Entries from a visual dataset:
※
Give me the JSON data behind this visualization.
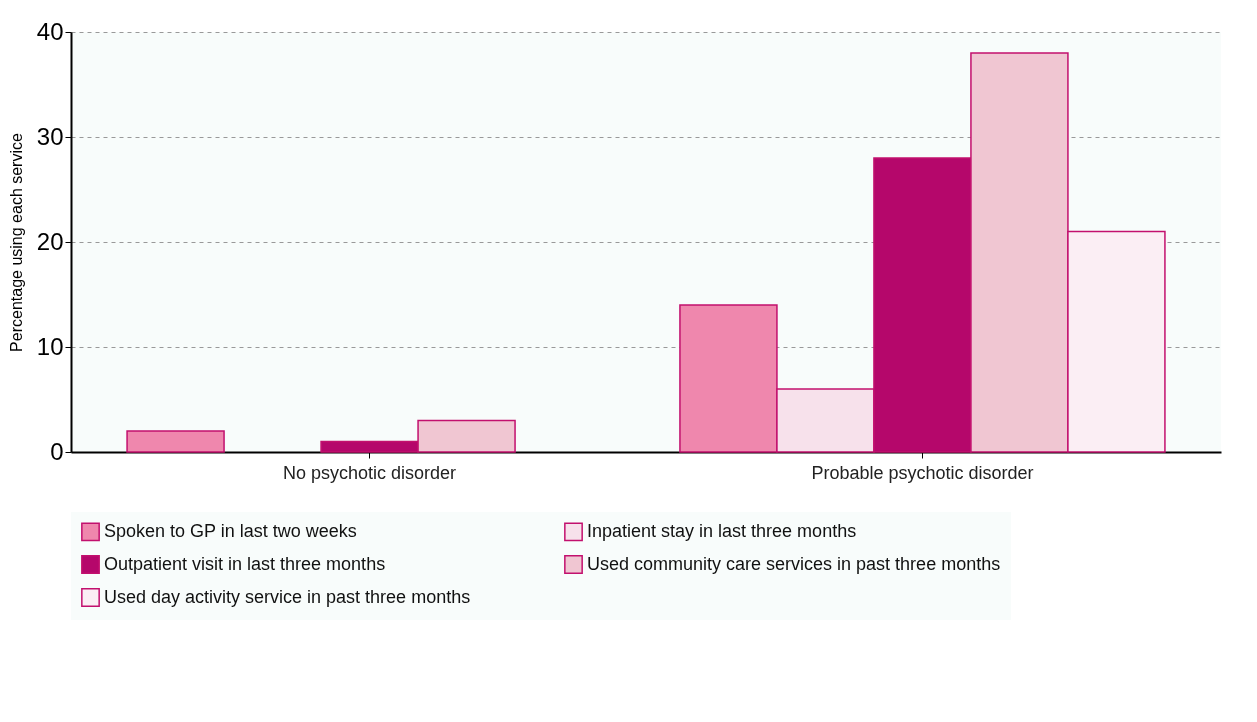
{
  "chart_data": {
    "type": "bar",
    "ylabel": "Percentage using each service",
    "categories": [
      "No psychotic disorder",
      "Probable psychotic disorder"
    ],
    "series": [
      {
        "name": "Spoken to GP in last two weeks",
        "color": "#ef87ad",
        "values": [
          2,
          14
        ]
      },
      {
        "name": "Inpatient stay in last three months",
        "color": "#f7e1eb",
        "values": [
          0,
          6
        ]
      },
      {
        "name": "Outpatient visit in last three months",
        "color": "#b5076b",
        "values": [
          1,
          28
        ]
      },
      {
        "name": "Used community care services in past three months",
        "color": "#f0c6d2",
        "values": [
          3,
          38
        ]
      },
      {
        "name": "Used day activity service in past three months",
        "color": "#fbeef4",
        "values": [
          0,
          21
        ]
      }
    ],
    "ylim": [
      0,
      40
    ],
    "yticks": [
      0,
      10,
      20,
      30,
      40
    ],
    "grid": "y",
    "legend": "bottom"
  }
}
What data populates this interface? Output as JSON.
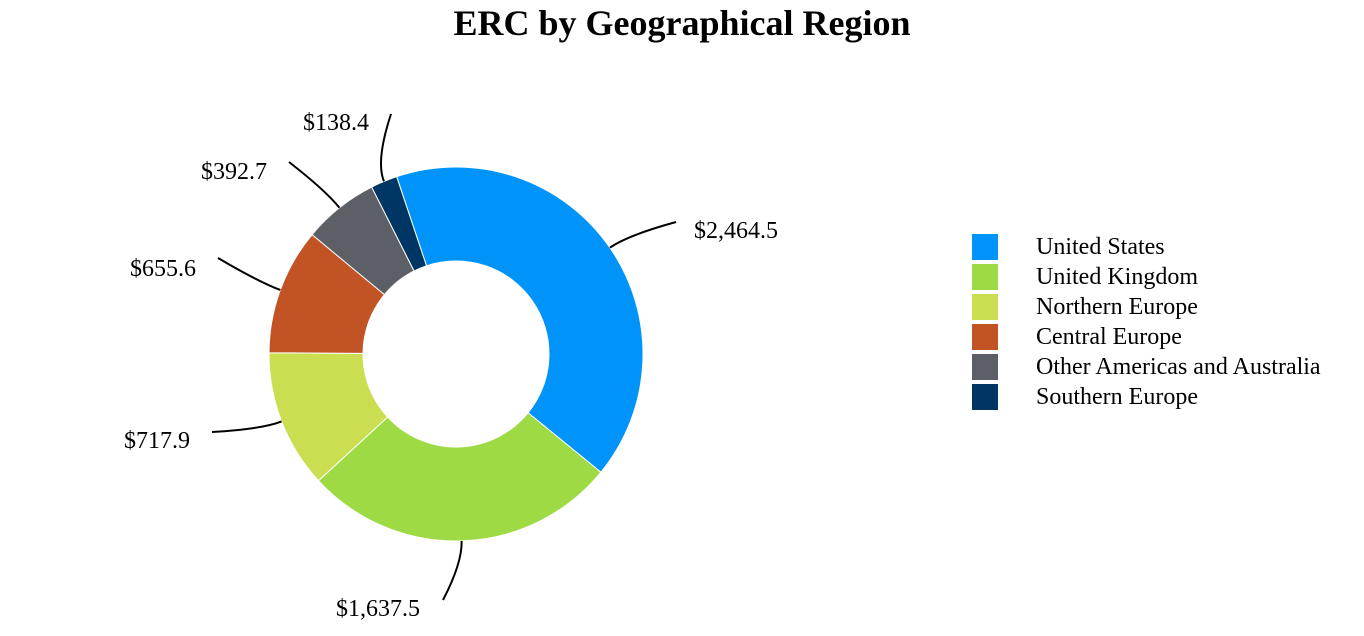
{
  "chart_data": {
    "type": "pie",
    "donut": true,
    "title": "ERC by Geographical Region",
    "legend_position": "right",
    "slices": [
      {
        "name": "United States",
        "value": 2464.5,
        "label": "$2,464.5",
        "color": "#0094FA"
      },
      {
        "name": "United Kingdom",
        "value": 1637.5,
        "label": "$1,637.5",
        "color": "#9EDA44"
      },
      {
        "name": "Northern Europe",
        "value": 717.9,
        "label": "$717.9",
        "color": "#CBDD50"
      },
      {
        "name": "Central Europe",
        "value": 655.6,
        "label": "$655.6",
        "color": "#C25325"
      },
      {
        "name": "Other Americas and Australia",
        "value": 392.7,
        "label": "$392.7",
        "color": "#5D5F67"
      },
      {
        "name": "Southern Europe",
        "value": 138.4,
        "label": "$138.4",
        "color": "#003663"
      }
    ]
  }
}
※
■ **Set problem**: Word for word, quote the lines above. Omit the pictures.

■ **Answer to the exercise**:
Give me the JSON data behind this visualization.
{
  "chart_data": {
    "type": "bar",
    "ylabel": "Percentage using each service",
    "categories": [
      "No psychotic disorder",
      "Probable psychotic disorder"
    ],
    "series": [
      {
        "name": "Spoken to GP in last two weeks",
        "color": "#ef87ad",
        "values": [
          2,
          14
        ]
      },
      {
        "name": "Inpatient stay in last three months",
        "color": "#f7e1eb",
        "values": [
          0,
          6
        ]
      },
      {
        "name": "Outpatient visit in last three months",
        "color": "#b5076b",
        "values": [
          1,
          28
        ]
      },
      {
        "name": "Used community care services in past three months",
        "color": "#f0c6d2",
        "values": [
          3,
          38
        ]
      },
      {
        "name": "Used day activity service in past three months",
        "color": "#fbeef4",
        "values": [
          0,
          21
        ]
      }
    ],
    "ylim": [
      0,
      40
    ],
    "yticks": [
      0,
      10,
      20,
      30,
      40
    ],
    "grid": "y",
    "legend": "bottom"
  }
}
What data populates this interface? Output as JSON.
{
  "chart_data": {
    "type": "pie",
    "donut": true,
    "title": "ERC by Geographical Region",
    "legend_position": "right",
    "slices": [
      {
        "name": "United States",
        "value": 2464.5,
        "label": "$2,464.5",
        "color": "#0094FA"
      },
      {
        "name": "United Kingdom",
        "value": 1637.5,
        "label": "$1,637.5",
        "color": "#9EDA44"
      },
      {
        "name": "Northern Europe",
        "value": 717.9,
        "label": "$717.9",
        "color": "#CBDD50"
      },
      {
        "name": "Central Europe",
        "value": 655.6,
        "label": "$655.6",
        "color": "#C25325"
      },
      {
        "name": "Other Americas and Australia",
        "value": 392.7,
        "label": "$392.7",
        "color": "#5D5F67"
      },
      {
        "name": "Southern Europe",
        "value": 138.4,
        "label": "$138.4",
        "color": "#003663"
      }
    ]
  }
}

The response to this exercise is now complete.